### MATERIAL SHOWN
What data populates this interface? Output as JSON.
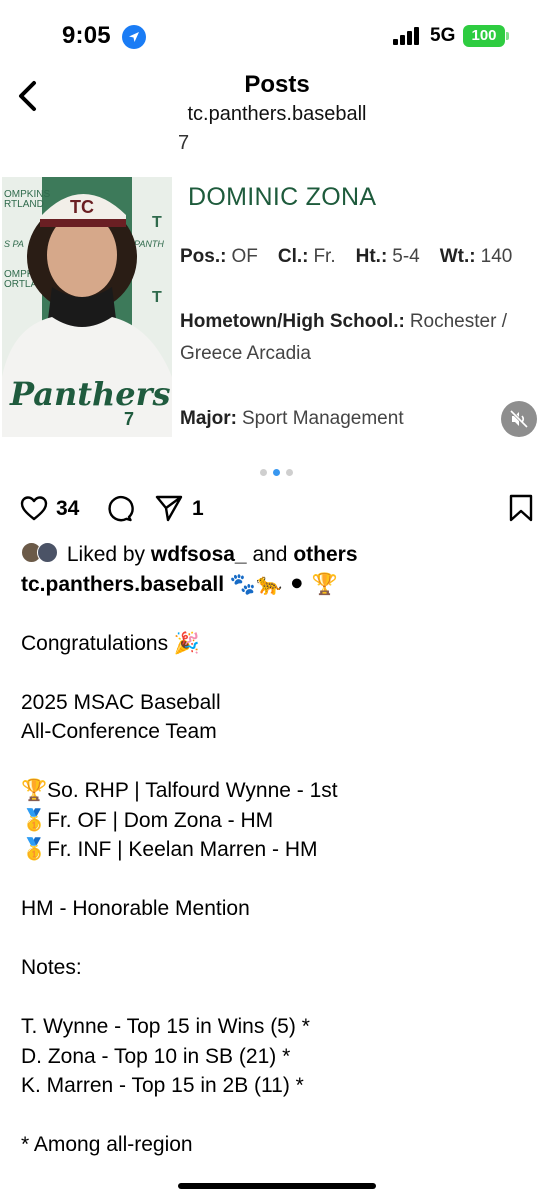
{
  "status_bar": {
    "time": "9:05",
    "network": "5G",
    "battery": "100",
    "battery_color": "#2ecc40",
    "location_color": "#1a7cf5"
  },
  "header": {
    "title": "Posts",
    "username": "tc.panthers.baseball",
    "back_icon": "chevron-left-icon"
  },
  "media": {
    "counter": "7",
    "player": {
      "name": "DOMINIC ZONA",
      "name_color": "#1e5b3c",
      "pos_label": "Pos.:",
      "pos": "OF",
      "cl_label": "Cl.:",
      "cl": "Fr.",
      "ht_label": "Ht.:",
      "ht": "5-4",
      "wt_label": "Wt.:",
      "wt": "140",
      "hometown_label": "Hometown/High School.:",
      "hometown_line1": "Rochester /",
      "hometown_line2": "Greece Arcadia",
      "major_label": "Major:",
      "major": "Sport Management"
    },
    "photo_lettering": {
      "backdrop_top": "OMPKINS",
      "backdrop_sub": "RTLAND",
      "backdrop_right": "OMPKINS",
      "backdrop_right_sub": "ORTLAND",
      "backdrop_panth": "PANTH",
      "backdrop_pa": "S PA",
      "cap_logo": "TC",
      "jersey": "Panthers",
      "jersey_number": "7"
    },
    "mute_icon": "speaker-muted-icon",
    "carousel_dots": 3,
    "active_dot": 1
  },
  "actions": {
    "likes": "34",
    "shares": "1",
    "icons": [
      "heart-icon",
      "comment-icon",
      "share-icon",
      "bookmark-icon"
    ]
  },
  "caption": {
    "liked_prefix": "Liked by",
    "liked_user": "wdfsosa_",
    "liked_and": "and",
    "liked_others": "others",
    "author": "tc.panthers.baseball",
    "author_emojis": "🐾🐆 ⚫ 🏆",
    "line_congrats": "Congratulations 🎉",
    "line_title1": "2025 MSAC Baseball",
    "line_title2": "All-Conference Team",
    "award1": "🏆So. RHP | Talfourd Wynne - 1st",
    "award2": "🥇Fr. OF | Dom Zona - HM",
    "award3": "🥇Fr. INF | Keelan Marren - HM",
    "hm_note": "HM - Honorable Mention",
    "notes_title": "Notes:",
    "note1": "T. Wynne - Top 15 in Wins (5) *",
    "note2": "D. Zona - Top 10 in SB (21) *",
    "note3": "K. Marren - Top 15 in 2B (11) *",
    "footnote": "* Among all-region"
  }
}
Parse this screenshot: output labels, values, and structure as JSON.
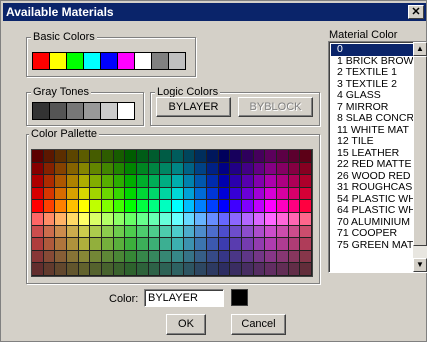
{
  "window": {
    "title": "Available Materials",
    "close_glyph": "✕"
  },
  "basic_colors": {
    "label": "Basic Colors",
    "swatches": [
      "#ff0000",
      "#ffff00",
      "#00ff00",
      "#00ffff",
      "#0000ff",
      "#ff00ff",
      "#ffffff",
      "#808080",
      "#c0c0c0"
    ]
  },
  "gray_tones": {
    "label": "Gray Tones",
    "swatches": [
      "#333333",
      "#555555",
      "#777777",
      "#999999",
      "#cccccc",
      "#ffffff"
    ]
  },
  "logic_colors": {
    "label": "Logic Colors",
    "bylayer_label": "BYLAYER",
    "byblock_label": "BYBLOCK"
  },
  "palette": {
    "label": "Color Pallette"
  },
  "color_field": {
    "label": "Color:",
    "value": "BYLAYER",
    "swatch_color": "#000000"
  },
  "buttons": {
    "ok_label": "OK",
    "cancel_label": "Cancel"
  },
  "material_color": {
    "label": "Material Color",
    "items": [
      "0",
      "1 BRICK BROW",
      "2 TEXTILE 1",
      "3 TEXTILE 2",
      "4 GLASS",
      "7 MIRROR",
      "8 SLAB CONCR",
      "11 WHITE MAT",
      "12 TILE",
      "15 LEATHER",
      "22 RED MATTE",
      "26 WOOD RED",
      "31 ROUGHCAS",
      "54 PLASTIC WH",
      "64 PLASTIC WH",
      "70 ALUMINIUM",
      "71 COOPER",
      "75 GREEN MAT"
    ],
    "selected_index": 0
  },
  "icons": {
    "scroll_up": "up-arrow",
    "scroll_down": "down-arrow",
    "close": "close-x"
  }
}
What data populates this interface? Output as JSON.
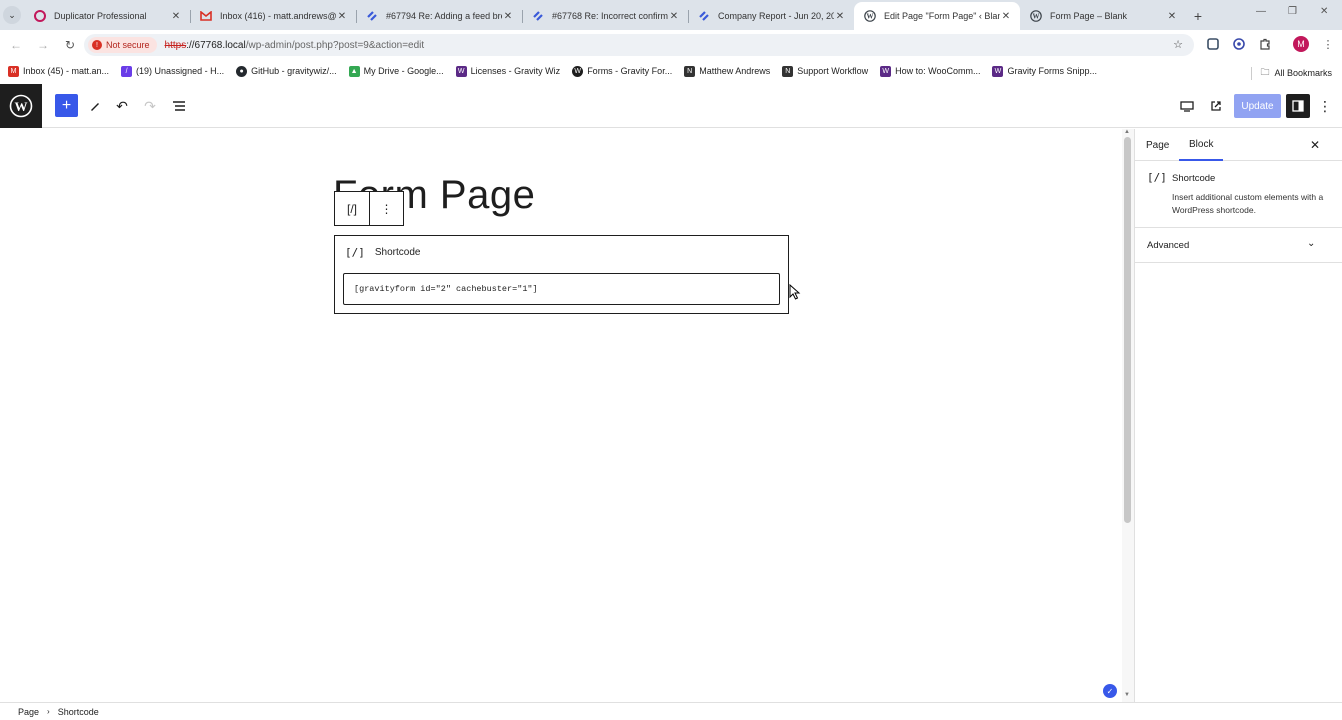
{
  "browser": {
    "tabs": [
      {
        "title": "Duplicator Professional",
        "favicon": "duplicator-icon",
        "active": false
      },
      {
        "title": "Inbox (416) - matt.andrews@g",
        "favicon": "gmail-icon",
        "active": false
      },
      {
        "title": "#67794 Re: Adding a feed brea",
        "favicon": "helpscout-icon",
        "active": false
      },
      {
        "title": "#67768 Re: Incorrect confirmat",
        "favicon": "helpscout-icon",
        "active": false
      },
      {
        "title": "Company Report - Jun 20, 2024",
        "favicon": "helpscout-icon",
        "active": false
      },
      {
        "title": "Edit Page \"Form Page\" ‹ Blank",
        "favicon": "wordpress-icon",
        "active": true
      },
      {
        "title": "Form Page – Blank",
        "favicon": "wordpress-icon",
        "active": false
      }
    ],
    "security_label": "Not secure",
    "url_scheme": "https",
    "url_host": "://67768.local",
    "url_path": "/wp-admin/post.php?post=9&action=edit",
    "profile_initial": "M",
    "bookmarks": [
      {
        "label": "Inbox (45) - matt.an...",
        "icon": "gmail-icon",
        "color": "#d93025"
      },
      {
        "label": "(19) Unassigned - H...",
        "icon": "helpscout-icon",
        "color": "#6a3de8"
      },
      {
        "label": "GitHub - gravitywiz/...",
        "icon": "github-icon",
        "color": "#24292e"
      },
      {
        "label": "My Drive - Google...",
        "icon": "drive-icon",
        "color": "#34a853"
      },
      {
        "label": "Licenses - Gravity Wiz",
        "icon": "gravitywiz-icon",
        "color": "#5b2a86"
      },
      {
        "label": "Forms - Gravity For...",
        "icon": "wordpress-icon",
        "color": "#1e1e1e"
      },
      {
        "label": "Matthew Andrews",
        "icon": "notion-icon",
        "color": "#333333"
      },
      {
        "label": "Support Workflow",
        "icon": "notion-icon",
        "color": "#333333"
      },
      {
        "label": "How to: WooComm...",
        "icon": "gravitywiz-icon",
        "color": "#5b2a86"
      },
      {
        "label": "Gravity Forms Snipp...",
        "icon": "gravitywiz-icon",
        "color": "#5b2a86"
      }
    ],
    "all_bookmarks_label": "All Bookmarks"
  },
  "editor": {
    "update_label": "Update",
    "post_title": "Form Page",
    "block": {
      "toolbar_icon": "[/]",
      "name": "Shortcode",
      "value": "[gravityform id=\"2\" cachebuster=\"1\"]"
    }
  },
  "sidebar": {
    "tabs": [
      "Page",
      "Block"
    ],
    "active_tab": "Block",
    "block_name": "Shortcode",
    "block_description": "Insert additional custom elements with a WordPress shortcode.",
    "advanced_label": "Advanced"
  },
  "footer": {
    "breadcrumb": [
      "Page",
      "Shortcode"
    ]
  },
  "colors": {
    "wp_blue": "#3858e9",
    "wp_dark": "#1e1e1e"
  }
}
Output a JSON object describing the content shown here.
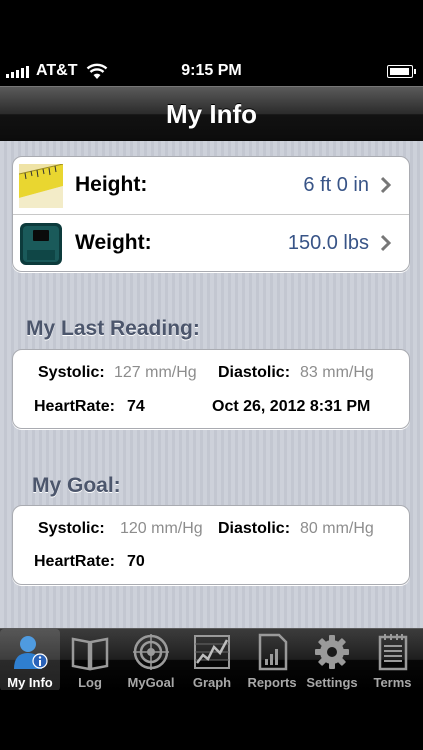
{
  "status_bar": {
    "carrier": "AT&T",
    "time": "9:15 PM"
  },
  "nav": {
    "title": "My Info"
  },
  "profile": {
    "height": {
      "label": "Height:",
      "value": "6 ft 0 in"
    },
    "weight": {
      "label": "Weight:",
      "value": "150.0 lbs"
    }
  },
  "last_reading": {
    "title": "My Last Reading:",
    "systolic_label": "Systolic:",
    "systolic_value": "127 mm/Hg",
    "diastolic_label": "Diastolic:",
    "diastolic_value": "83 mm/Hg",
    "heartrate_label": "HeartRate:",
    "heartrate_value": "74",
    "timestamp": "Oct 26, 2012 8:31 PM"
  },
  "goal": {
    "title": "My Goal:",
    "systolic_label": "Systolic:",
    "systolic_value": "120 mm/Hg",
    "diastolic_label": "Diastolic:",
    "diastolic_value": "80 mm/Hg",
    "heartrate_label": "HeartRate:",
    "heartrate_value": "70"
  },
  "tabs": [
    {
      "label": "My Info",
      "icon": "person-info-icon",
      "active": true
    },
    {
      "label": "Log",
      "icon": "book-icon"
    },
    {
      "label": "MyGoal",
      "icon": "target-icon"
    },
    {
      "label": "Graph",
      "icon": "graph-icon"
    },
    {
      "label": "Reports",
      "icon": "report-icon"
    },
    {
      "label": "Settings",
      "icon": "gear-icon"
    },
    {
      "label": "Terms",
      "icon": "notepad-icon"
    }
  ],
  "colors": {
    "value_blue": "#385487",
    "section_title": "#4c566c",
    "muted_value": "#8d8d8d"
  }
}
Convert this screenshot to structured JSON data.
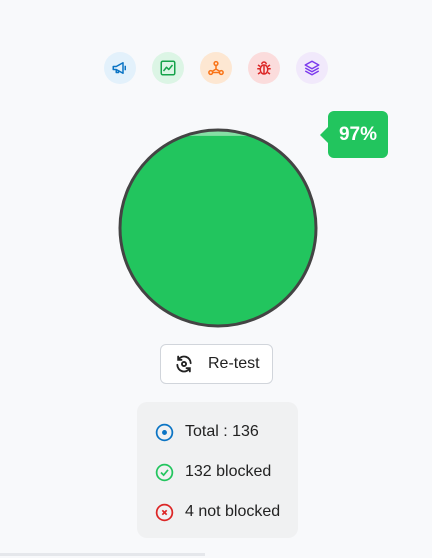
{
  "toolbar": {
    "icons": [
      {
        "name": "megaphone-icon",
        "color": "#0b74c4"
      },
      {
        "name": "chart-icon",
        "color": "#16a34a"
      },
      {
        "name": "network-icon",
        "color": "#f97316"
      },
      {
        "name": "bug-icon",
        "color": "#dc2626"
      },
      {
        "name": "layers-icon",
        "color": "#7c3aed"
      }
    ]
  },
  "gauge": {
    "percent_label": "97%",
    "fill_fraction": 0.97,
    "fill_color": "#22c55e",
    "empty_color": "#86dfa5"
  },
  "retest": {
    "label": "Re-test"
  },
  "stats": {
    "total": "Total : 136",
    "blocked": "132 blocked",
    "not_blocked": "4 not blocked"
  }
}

### THE PROBLEM
Check each line of the records above for the string "Page", and report every line that has it.

### FULL RESPONSE
        "title": "Edit Page \"Form Page\" ‹ Blank",
        "title": "Form Page – Blank",
    "post_title": "Form Page",
      "Page",
      "Page",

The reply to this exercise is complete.